— start of INFORMATION SUPPLIED —

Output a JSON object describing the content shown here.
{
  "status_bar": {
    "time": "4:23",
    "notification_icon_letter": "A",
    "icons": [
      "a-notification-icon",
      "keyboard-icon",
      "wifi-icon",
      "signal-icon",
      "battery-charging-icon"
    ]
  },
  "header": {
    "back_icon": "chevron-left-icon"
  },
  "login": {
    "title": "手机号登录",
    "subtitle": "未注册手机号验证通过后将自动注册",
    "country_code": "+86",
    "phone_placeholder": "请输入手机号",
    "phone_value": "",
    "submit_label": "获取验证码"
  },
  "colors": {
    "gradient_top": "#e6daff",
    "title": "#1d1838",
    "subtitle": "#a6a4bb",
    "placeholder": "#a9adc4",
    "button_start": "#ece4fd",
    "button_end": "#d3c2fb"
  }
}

— end of INFORMATION SUPPLIED —

### WHAT NEEDS TO BE DONE
Your task is to repeat the data exactly; please include every line.

### TASK SOLUTION
Output a JSON object describing the content shown here.
{
  "status_bar": {
    "time": "4:23",
    "notification_icon_letter": "A",
    "icons": [
      "a-notification-icon",
      "keyboard-icon",
      "wifi-icon",
      "signal-icon",
      "battery-charging-icon"
    ]
  },
  "header": {
    "back_icon": "chevron-left-icon"
  },
  "login": {
    "title": "手机号登录",
    "subtitle": "未注册手机号验证通过后将自动注册",
    "country_code": "+86",
    "phone_placeholder": "请输入手机号",
    "phone_value": "",
    "submit_label": "获取验证码"
  },
  "colors": {
    "gradient_top": "#e6daff",
    "title": "#1d1838",
    "subtitle": "#a6a4bb",
    "placeholder": "#a9adc4",
    "button_start": "#ece4fd",
    "button_end": "#d3c2fb"
  }
}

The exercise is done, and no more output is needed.